Saved data entries:

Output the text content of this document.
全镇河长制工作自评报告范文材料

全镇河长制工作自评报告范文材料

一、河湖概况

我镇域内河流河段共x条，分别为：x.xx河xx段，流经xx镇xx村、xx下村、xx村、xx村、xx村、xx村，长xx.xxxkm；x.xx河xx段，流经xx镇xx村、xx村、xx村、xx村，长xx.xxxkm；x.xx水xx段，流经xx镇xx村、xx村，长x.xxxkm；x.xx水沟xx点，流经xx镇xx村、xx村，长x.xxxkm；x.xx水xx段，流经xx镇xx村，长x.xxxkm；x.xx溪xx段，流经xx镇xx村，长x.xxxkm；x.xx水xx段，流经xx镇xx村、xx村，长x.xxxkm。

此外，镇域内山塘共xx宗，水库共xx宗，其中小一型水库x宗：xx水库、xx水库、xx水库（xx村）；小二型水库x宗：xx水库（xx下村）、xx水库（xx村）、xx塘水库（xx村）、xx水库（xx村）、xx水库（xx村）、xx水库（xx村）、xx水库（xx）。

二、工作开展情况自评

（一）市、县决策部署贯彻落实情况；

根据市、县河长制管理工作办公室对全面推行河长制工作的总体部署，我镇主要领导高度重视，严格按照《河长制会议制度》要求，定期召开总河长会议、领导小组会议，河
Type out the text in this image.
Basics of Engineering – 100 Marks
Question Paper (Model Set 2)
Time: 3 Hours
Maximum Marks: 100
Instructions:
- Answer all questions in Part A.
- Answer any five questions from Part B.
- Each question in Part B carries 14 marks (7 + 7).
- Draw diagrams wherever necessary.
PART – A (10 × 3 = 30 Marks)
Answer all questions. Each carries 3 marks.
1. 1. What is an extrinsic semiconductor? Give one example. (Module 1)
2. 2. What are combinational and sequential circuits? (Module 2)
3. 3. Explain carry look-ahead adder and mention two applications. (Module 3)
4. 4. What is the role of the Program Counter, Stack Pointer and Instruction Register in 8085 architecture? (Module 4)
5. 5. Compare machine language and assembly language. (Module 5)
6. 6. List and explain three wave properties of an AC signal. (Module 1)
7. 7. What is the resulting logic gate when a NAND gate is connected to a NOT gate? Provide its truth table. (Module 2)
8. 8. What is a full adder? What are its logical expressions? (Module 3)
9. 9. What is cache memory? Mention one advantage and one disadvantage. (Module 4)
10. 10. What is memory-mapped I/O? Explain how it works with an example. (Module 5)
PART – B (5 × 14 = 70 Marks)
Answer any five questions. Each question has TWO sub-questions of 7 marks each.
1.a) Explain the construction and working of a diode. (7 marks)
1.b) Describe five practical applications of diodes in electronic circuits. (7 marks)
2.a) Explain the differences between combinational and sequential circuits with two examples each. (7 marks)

■ **JOB**: Filter the listing above by the word "What"; copy each line that passes.

■ **TASK RESPONSE**:
1. 1. What is an extrinsic semiconductor? Give one example. (Module 1)
2. 2. What are combinational and sequential circuits? (Module 2)
4. 4. What is the role of the Program Counter, Stack Pointer and Instruction Register in 8085 architecture? (Module 4)
7. 7. What is the resulting logic gate when a NAND gate is connected to a NOT gate? Provide its truth table. (Module 2)
8. 8. What is a full adder? What are its logical expressions? (Module 3)
9. 9. What is cache memory? Mention one advantage and one disadvantage. (Module 4)
10. 10. What is memory-mapped I/O? Explain how it works with an example. (Module 5)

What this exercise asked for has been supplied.